Required task:
Note each line where "Success" appears, and copy it.

Available data:
___

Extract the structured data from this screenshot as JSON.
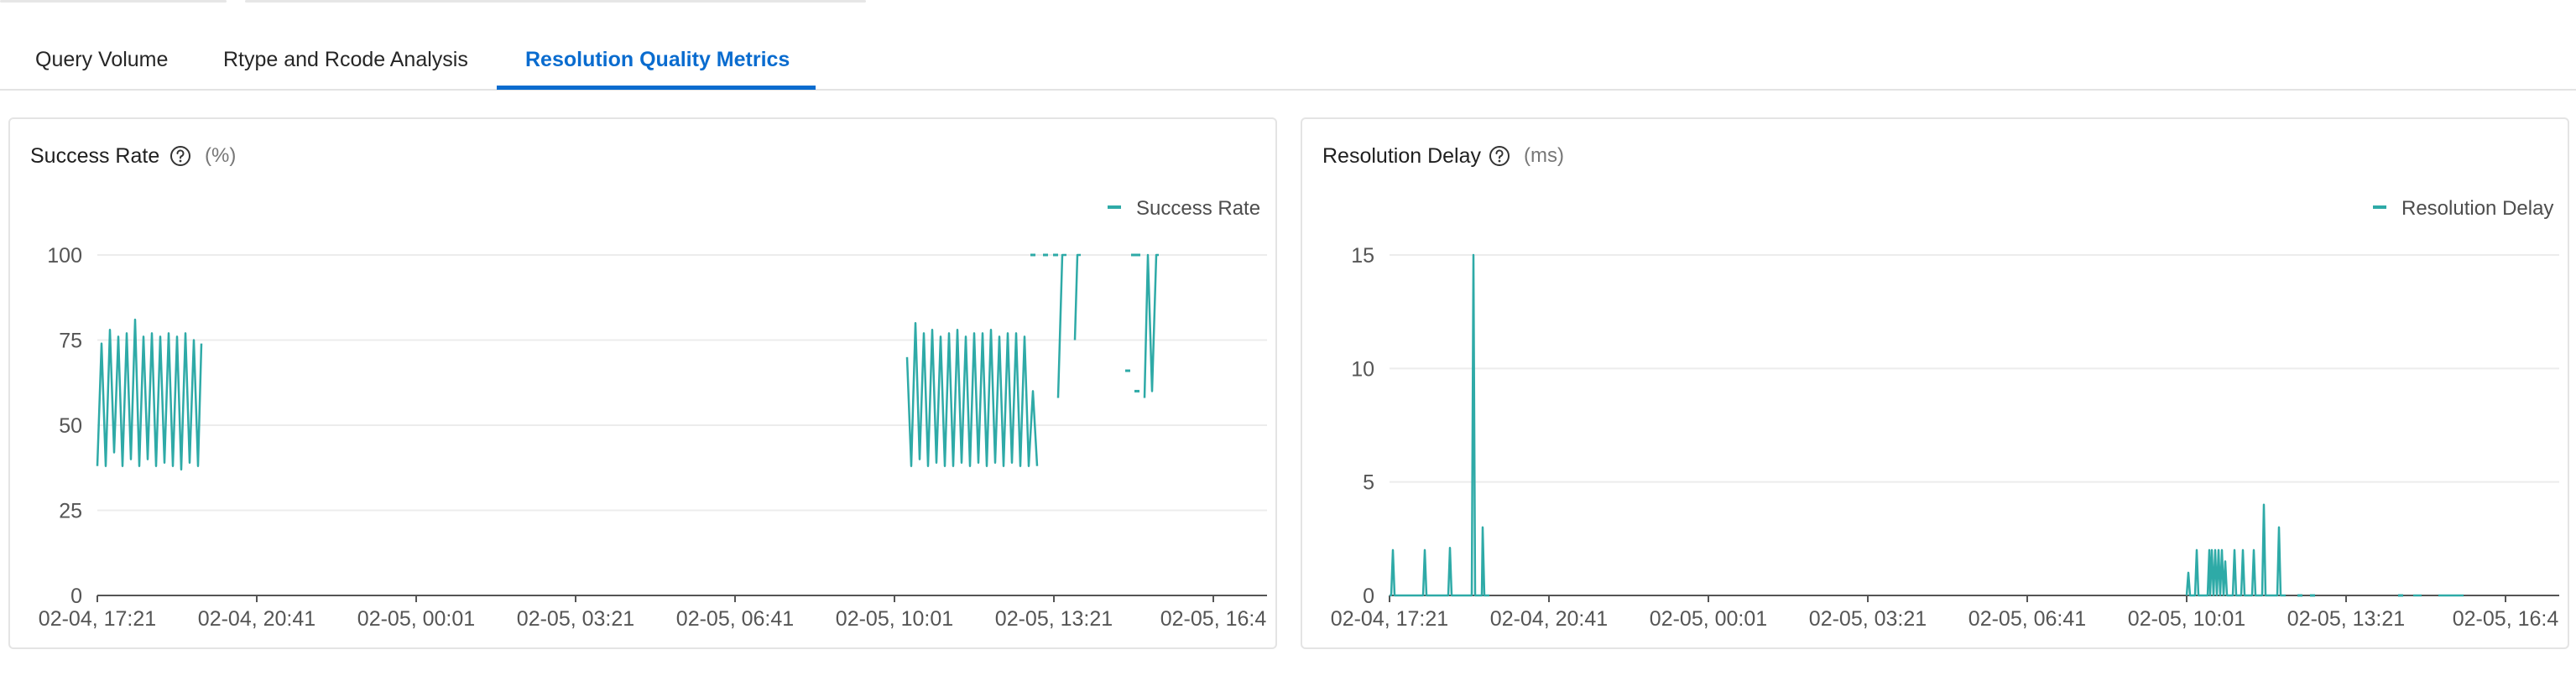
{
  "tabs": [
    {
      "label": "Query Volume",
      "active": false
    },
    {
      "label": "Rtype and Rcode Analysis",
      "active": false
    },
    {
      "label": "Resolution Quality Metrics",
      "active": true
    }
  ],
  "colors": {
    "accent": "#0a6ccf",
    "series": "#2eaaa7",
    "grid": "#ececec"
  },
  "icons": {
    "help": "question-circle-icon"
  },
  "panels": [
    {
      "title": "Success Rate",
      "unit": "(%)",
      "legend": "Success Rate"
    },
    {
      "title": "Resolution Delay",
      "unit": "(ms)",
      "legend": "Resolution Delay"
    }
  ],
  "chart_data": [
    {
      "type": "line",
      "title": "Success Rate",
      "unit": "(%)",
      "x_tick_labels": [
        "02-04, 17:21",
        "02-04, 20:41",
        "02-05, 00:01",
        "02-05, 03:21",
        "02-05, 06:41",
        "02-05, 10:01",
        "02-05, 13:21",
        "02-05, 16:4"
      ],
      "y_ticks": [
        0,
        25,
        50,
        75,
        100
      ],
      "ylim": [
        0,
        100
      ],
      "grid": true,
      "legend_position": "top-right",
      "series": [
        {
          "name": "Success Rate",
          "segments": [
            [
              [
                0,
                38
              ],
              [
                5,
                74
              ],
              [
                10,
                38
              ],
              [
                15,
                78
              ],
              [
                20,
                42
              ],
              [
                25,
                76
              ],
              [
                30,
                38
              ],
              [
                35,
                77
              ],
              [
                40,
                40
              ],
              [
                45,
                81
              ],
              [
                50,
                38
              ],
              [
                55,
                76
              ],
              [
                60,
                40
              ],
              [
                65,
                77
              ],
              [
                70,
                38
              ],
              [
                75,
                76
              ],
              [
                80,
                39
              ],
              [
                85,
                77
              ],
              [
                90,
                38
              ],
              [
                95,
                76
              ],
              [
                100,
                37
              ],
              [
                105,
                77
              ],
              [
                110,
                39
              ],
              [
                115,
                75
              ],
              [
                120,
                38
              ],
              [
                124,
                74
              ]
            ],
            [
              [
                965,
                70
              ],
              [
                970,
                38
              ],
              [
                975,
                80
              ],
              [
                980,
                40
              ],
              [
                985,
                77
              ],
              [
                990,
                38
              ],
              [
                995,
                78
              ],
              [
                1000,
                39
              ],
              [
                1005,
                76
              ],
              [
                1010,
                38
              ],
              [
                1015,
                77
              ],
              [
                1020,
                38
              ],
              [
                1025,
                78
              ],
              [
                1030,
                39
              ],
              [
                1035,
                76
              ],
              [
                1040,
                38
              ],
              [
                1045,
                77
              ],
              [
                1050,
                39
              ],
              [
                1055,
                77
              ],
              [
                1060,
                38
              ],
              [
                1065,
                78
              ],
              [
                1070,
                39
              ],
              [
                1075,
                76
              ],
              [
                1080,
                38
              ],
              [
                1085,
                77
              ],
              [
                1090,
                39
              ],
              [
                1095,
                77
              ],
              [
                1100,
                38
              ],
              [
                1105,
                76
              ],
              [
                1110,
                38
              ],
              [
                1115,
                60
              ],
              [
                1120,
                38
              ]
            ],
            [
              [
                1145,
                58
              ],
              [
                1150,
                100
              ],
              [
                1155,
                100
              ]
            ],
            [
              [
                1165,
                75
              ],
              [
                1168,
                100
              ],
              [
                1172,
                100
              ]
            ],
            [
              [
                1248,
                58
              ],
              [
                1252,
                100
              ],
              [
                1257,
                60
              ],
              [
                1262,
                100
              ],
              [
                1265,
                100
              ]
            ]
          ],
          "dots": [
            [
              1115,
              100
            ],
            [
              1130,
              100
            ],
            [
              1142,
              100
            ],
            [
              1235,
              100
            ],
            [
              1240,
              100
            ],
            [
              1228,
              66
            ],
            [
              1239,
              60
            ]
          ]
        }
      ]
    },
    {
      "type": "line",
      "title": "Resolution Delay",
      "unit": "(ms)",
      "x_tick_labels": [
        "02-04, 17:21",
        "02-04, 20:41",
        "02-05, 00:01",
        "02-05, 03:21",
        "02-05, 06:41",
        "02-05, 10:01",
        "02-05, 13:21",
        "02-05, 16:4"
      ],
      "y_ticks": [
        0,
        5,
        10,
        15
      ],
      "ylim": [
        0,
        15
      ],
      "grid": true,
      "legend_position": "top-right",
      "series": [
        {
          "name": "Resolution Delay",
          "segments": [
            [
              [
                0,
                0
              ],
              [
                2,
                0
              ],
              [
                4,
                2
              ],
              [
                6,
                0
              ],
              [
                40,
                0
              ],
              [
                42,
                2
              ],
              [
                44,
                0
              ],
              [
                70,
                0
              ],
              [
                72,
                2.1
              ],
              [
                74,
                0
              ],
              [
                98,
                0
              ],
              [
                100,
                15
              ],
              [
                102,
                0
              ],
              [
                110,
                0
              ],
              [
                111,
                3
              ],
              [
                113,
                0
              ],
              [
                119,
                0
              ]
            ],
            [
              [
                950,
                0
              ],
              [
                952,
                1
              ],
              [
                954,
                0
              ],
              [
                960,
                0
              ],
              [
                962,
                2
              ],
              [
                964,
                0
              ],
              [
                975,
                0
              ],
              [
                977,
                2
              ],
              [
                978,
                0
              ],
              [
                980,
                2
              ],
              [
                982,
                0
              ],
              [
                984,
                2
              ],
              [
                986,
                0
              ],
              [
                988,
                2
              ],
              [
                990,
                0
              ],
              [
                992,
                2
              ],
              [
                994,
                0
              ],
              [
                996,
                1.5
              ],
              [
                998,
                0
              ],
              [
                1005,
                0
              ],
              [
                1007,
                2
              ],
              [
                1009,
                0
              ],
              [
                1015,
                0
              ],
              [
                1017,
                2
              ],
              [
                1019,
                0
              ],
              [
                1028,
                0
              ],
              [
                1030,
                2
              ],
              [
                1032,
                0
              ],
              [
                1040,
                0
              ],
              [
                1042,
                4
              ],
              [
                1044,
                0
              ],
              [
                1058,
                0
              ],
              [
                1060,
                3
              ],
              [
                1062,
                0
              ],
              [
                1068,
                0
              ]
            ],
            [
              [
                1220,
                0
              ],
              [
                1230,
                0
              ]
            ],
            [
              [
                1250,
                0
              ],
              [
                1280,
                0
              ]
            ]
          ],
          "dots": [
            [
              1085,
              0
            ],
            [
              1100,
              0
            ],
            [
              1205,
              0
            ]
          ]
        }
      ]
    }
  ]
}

___

Output for this task:
      "title": "Success Rate",
      "legend": "Success Rate"
      "title": "Success Rate",
          "name": "Success Rate",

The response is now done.